■ THE REQUEST: Copy the data precisely, character for character, and leave out every picture.

■ GIVEN ENTRIES:
--- START ---

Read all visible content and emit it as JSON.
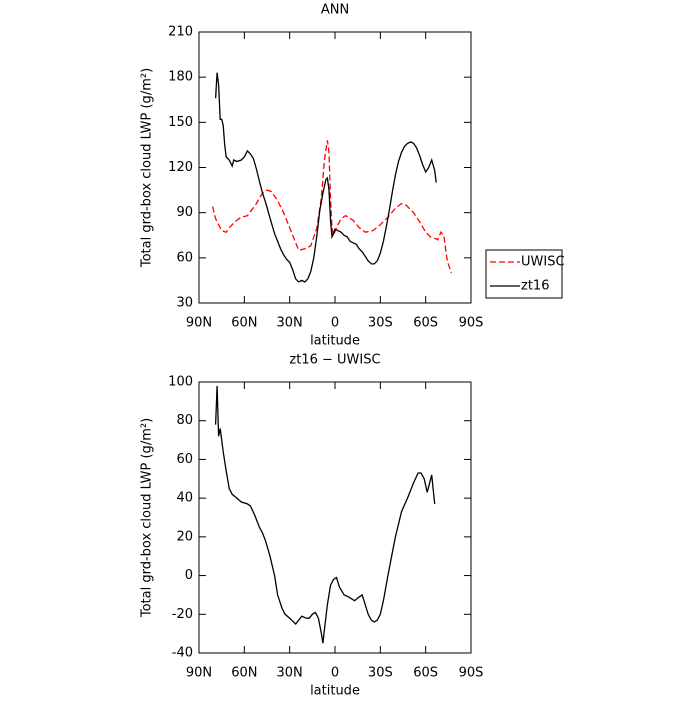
{
  "chart_data": [
    {
      "type": "line",
      "title": "ANN",
      "xlabel": "latitude",
      "ylabel": "Total grd-box cloud LWP (g/m²)",
      "xlim": [
        90,
        -90
      ],
      "xticks": [
        {
          "value": 90,
          "label": "90N"
        },
        {
          "value": 60,
          "label": "60N"
        },
        {
          "value": 30,
          "label": "30N"
        },
        0,
        {
          "value": -30,
          "label": "30S"
        },
        {
          "value": -60,
          "label": "60S"
        },
        {
          "value": -90,
          "label": "90S"
        }
      ],
      "ylim": [
        30,
        210
      ],
      "yticks": [
        30,
        60,
        90,
        120,
        150,
        180,
        210
      ],
      "legend": "right",
      "series": [
        {
          "name": "UWISC",
          "color": "#ff0000",
          "linestyle": "dashed",
          "x": [
            81,
            79,
            77,
            75,
            72,
            70,
            68,
            65,
            62,
            58,
            55,
            52,
            48,
            45,
            42,
            38,
            34,
            30,
            26,
            24,
            20,
            16,
            12,
            9,
            7,
            5,
            4,
            3,
            2,
            1,
            -1,
            -4,
            -7,
            -12,
            -16,
            -20,
            -25,
            -30,
            -35,
            -40,
            -44,
            -47,
            -52,
            -56,
            -60,
            -63,
            -66,
            -68,
            -70,
            -72,
            -74,
            -75,
            -77
          ],
          "values": [
            94,
            86,
            82,
            78,
            77,
            80,
            82,
            85,
            87,
            88,
            92,
            96,
            103,
            105,
            104,
            98,
            90,
            80,
            70,
            65,
            66,
            68,
            80,
            100,
            125,
            138,
            130,
            100,
            80,
            75,
            80,
            86,
            88,
            85,
            80,
            77,
            78,
            82,
            87,
            93,
            96,
            95,
            90,
            84,
            77,
            74,
            73,
            72,
            77,
            75,
            60,
            56,
            50
          ]
        },
        {
          "name": "zt16",
          "color": "#000000",
          "linestyle": "solid",
          "x": [
            79,
            78,
            77,
            76,
            75,
            74,
            73,
            72,
            70,
            68,
            67,
            65,
            62,
            60,
            58,
            56,
            54,
            52,
            50,
            48,
            46,
            44,
            42,
            40,
            38,
            36,
            34,
            32,
            30,
            28,
            26,
            24,
            22,
            20,
            18,
            16,
            14,
            12,
            10,
            8,
            6,
            5,
            4,
            3,
            2,
            1,
            0,
            -2,
            -4,
            -6,
            -8,
            -10,
            -12,
            -14,
            -16,
            -18,
            -20,
            -22,
            -24,
            -26,
            -28,
            -30,
            -32,
            -34,
            -36,
            -38,
            -40,
            -42,
            -44,
            -46,
            -48,
            -50,
            -52,
            -54,
            -56,
            -58,
            -60,
            -62,
            -64,
            -66,
            -67
          ],
          "values": [
            166,
            183,
            175,
            152,
            152,
            148,
            135,
            127,
            125,
            121,
            125,
            124,
            125,
            127,
            131,
            129,
            126,
            119,
            111,
            103,
            97,
            90,
            83,
            76,
            71,
            66,
            62,
            59,
            57,
            52,
            46,
            44,
            45,
            44,
            46,
            51,
            60,
            75,
            92,
            103,
            112,
            113,
            105,
            85,
            74,
            76,
            79,
            78,
            77,
            75,
            74,
            71,
            70,
            69,
            66,
            64,
            61,
            58,
            56,
            56,
            58,
            63,
            71,
            81,
            92,
            104,
            115,
            124,
            130,
            134,
            136,
            137,
            136,
            133,
            128,
            122,
            117,
            120,
            125,
            118,
            110
          ]
        }
      ]
    },
    {
      "type": "line",
      "title": "zt16 − UWISC",
      "xlabel": "latitude",
      "ylabel": "Total grd-box cloud LWP (g/m²)",
      "xlim": [
        90,
        -90
      ],
      "xticks": [
        {
          "value": 90,
          "label": "90N"
        },
        {
          "value": 60,
          "label": "60N"
        },
        {
          "value": 30,
          "label": "30N"
        },
        0,
        {
          "value": -30,
          "label": "30S"
        },
        {
          "value": -60,
          "label": "60S"
        },
        {
          "value": -90,
          "label": "90S"
        }
      ],
      "ylim": [
        -40,
        100
      ],
      "yticks": [
        -40,
        -20,
        0,
        20,
        40,
        60,
        80,
        100
      ],
      "color": "#000000",
      "x": [
        79,
        78,
        77,
        76,
        74,
        72,
        70,
        68,
        65,
        62,
        58,
        56,
        53,
        50,
        48,
        46,
        43,
        40,
        38,
        35,
        33,
        30,
        26,
        24,
        22,
        19,
        17,
        15,
        13,
        11,
        9,
        8,
        7,
        5,
        3,
        1,
        -1,
        -3,
        -6,
        -9,
        -11,
        -13,
        -16,
        -18,
        -20,
        -22,
        -24,
        -26,
        -28,
        -30,
        -32,
        -35,
        -38,
        -40,
        -44,
        -48,
        -50,
        -52,
        -55,
        -57,
        -59,
        -61,
        -64,
        -66
      ],
      "values": [
        78,
        98,
        72,
        76,
        64,
        54,
        45,
        42,
        40,
        38,
        37,
        36,
        31,
        25,
        22,
        18,
        10,
        0,
        -10,
        -17,
        -20,
        -22,
        -25,
        -23,
        -21,
        -22,
        -22,
        -20,
        -19,
        -22,
        -30,
        -35,
        -28,
        -15,
        -5,
        -2,
        -1,
        -6,
        -10,
        -11,
        -12,
        -13,
        -11,
        -10,
        -15,
        -20,
        -23,
        -24,
        -23,
        -20,
        -13,
        0,
        12,
        20,
        33,
        40,
        44,
        48,
        53,
        53,
        50,
        43,
        52,
        37
      ]
    }
  ]
}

--- END ---

■ FINISHED EXERCISE:
Read all visible content and emit it as JSON.
{
  "chart_data": [
    {
      "type": "line",
      "title": "ANN",
      "xlabel": "latitude",
      "ylabel": "Total grd-box cloud LWP (g/m²)",
      "xlim": [
        90,
        -90
      ],
      "xticks": [
        {
          "value": 90,
          "label": "90N"
        },
        {
          "value": 60,
          "label": "60N"
        },
        {
          "value": 30,
          "label": "30N"
        },
        0,
        {
          "value": -30,
          "label": "30S"
        },
        {
          "value": -60,
          "label": "60S"
        },
        {
          "value": -90,
          "label": "90S"
        }
      ],
      "ylim": [
        30,
        210
      ],
      "yticks": [
        30,
        60,
        90,
        120,
        150,
        180,
        210
      ],
      "legend": "right",
      "series": [
        {
          "name": "UWISC",
          "color": "#ff0000",
          "linestyle": "dashed",
          "x": [
            81,
            79,
            77,
            75,
            72,
            70,
            68,
            65,
            62,
            58,
            55,
            52,
            48,
            45,
            42,
            38,
            34,
            30,
            26,
            24,
            20,
            16,
            12,
            9,
            7,
            5,
            4,
            3,
            2,
            1,
            -1,
            -4,
            -7,
            -12,
            -16,
            -20,
            -25,
            -30,
            -35,
            -40,
            -44,
            -47,
            -52,
            -56,
            -60,
            -63,
            -66,
            -68,
            -70,
            -72,
            -74,
            -75,
            -77
          ],
          "values": [
            94,
            86,
            82,
            78,
            77,
            80,
            82,
            85,
            87,
            88,
            92,
            96,
            103,
            105,
            104,
            98,
            90,
            80,
            70,
            65,
            66,
            68,
            80,
            100,
            125,
            138,
            130,
            100,
            80,
            75,
            80,
            86,
            88,
            85,
            80,
            77,
            78,
            82,
            87,
            93,
            96,
            95,
            90,
            84,
            77,
            74,
            73,
            72,
            77,
            75,
            60,
            56,
            50
          ]
        },
        {
          "name": "zt16",
          "color": "#000000",
          "linestyle": "solid",
          "x": [
            79,
            78,
            77,
            76,
            75,
            74,
            73,
            72,
            70,
            68,
            67,
            65,
            62,
            60,
            58,
            56,
            54,
            52,
            50,
            48,
            46,
            44,
            42,
            40,
            38,
            36,
            34,
            32,
            30,
            28,
            26,
            24,
            22,
            20,
            18,
            16,
            14,
            12,
            10,
            8,
            6,
            5,
            4,
            3,
            2,
            1,
            0,
            -2,
            -4,
            -6,
            -8,
            -10,
            -12,
            -14,
            -16,
            -18,
            -20,
            -22,
            -24,
            -26,
            -28,
            -30,
            -32,
            -34,
            -36,
            -38,
            -40,
            -42,
            -44,
            -46,
            -48,
            -50,
            -52,
            -54,
            -56,
            -58,
            -60,
            -62,
            -64,
            -66,
            -67
          ],
          "values": [
            166,
            183,
            175,
            152,
            152,
            148,
            135,
            127,
            125,
            121,
            125,
            124,
            125,
            127,
            131,
            129,
            126,
            119,
            111,
            103,
            97,
            90,
            83,
            76,
            71,
            66,
            62,
            59,
            57,
            52,
            46,
            44,
            45,
            44,
            46,
            51,
            60,
            75,
            92,
            103,
            112,
            113,
            105,
            85,
            74,
            76,
            79,
            78,
            77,
            75,
            74,
            71,
            70,
            69,
            66,
            64,
            61,
            58,
            56,
            56,
            58,
            63,
            71,
            81,
            92,
            104,
            115,
            124,
            130,
            134,
            136,
            137,
            136,
            133,
            128,
            122,
            117,
            120,
            125,
            118,
            110
          ]
        }
      ]
    },
    {
      "type": "line",
      "title": "zt16 − UWISC",
      "xlabel": "latitude",
      "ylabel": "Total grd-box cloud LWP (g/m²)",
      "xlim": [
        90,
        -90
      ],
      "xticks": [
        {
          "value": 90,
          "label": "90N"
        },
        {
          "value": 60,
          "label": "60N"
        },
        {
          "value": 30,
          "label": "30N"
        },
        0,
        {
          "value": -30,
          "label": "30S"
        },
        {
          "value": -60,
          "label": "60S"
        },
        {
          "value": -90,
          "label": "90S"
        }
      ],
      "ylim": [
        -40,
        100
      ],
      "yticks": [
        -40,
        -20,
        0,
        20,
        40,
        60,
        80,
        100
      ],
      "color": "#000000",
      "x": [
        79,
        78,
        77,
        76,
        74,
        72,
        70,
        68,
        65,
        62,
        58,
        56,
        53,
        50,
        48,
        46,
        43,
        40,
        38,
        35,
        33,
        30,
        26,
        24,
        22,
        19,
        17,
        15,
        13,
        11,
        9,
        8,
        7,
        5,
        3,
        1,
        -1,
        -3,
        -6,
        -9,
        -11,
        -13,
        -16,
        -18,
        -20,
        -22,
        -24,
        -26,
        -28,
        -30,
        -32,
        -35,
        -38,
        -40,
        -44,
        -48,
        -50,
        -52,
        -55,
        -57,
        -59,
        -61,
        -64,
        -66
      ],
      "values": [
        78,
        98,
        72,
        76,
        64,
        54,
        45,
        42,
        40,
        38,
        37,
        36,
        31,
        25,
        22,
        18,
        10,
        0,
        -10,
        -17,
        -20,
        -22,
        -25,
        -23,
        -21,
        -22,
        -22,
        -20,
        -19,
        -22,
        -30,
        -35,
        -28,
        -15,
        -5,
        -2,
        -1,
        -6,
        -10,
        -11,
        -12,
        -13,
        -11,
        -10,
        -15,
        -20,
        -23,
        -24,
        -23,
        -20,
        -13,
        0,
        12,
        20,
        33,
        40,
        44,
        48,
        53,
        53,
        50,
        43,
        52,
        37
      ]
    }
  ]
}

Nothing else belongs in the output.